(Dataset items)
■ ■ ■

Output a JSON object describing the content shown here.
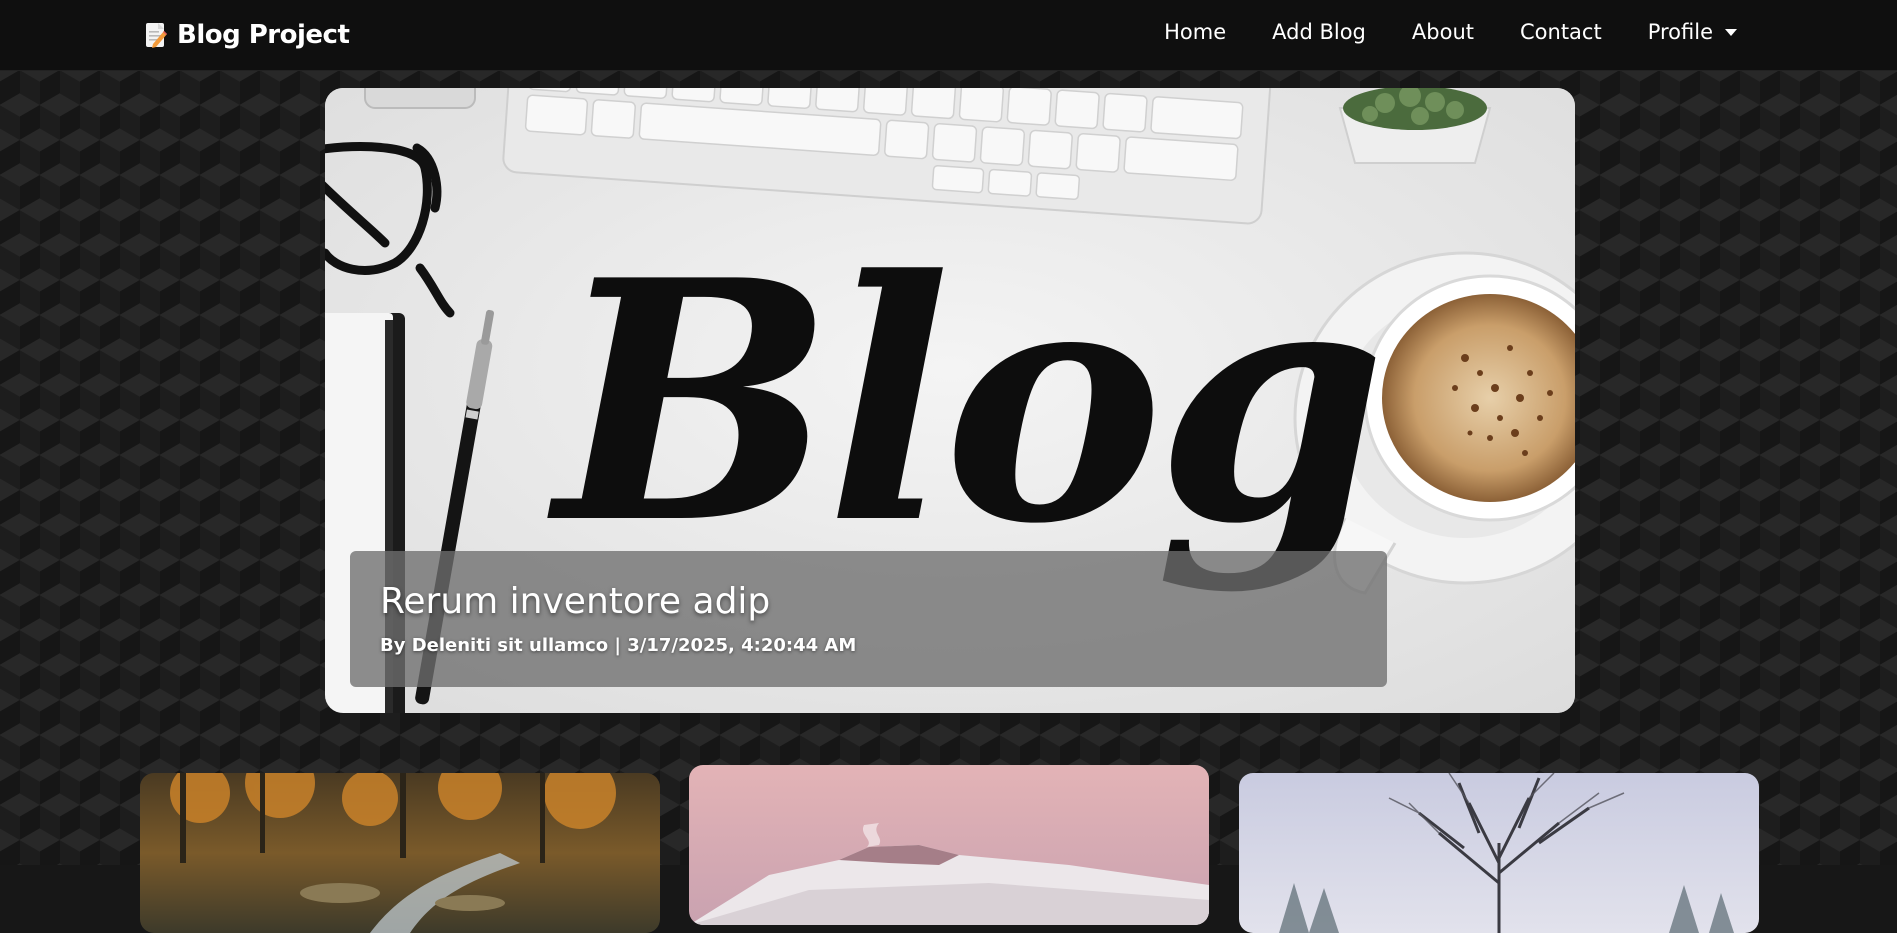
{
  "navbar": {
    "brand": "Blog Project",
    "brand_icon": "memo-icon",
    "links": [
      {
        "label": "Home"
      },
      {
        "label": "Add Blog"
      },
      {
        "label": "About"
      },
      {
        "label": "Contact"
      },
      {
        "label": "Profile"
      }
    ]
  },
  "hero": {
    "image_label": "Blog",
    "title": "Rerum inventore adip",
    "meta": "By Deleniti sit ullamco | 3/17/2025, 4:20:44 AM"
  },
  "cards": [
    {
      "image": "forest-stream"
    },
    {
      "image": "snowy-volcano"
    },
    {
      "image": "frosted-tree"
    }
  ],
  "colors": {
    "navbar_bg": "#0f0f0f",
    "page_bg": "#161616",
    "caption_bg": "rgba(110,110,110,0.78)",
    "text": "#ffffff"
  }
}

■ ■ ■

> _Directions for this task_
Report every line containing the word "Blog" from the listing above.

> _Exercise response_
    "brand": "Blog Project",
        "label": "Add Blog"
    "image_label": "Blog",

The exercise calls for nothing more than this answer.